#### Task objective:
Print the entire listing. Each line must match the original exactly.

#### Dataset entries:
%%

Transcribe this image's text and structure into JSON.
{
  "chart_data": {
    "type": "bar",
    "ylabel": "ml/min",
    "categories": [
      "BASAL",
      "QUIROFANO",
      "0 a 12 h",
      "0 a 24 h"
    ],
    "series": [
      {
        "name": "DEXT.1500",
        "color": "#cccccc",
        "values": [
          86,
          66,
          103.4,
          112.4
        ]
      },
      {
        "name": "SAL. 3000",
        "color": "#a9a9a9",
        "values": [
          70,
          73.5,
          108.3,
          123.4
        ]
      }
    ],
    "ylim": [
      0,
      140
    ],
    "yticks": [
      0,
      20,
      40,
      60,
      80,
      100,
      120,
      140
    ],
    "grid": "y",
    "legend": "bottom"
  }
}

%%

#### Full solution:
Transcribe this image's text and structure into JSON.
{
  "chart_data": {
    "type": "bar",
    "ylabel": "ml/min",
    "categories": [
      "BASAL",
      "QUIROFANO",
      "0 a 12 h",
      "0 a 24 h"
    ],
    "series": [
      {
        "name": "DEXT.1500",
        "color": "#cccccc",
        "values": [
          86,
          66,
          103.4,
          112.4
        ]
      },
      {
        "name": "SAL. 3000",
        "color": "#a9a9a9",
        "values": [
          70,
          73.5,
          108.3,
          123.4
        ]
      }
    ],
    "ylim": [
      0,
      140
    ],
    "yticks": [
      0,
      20,
      40,
      60,
      80,
      100,
      120,
      140
    ],
    "grid": "y",
    "legend": "bottom"
  }
}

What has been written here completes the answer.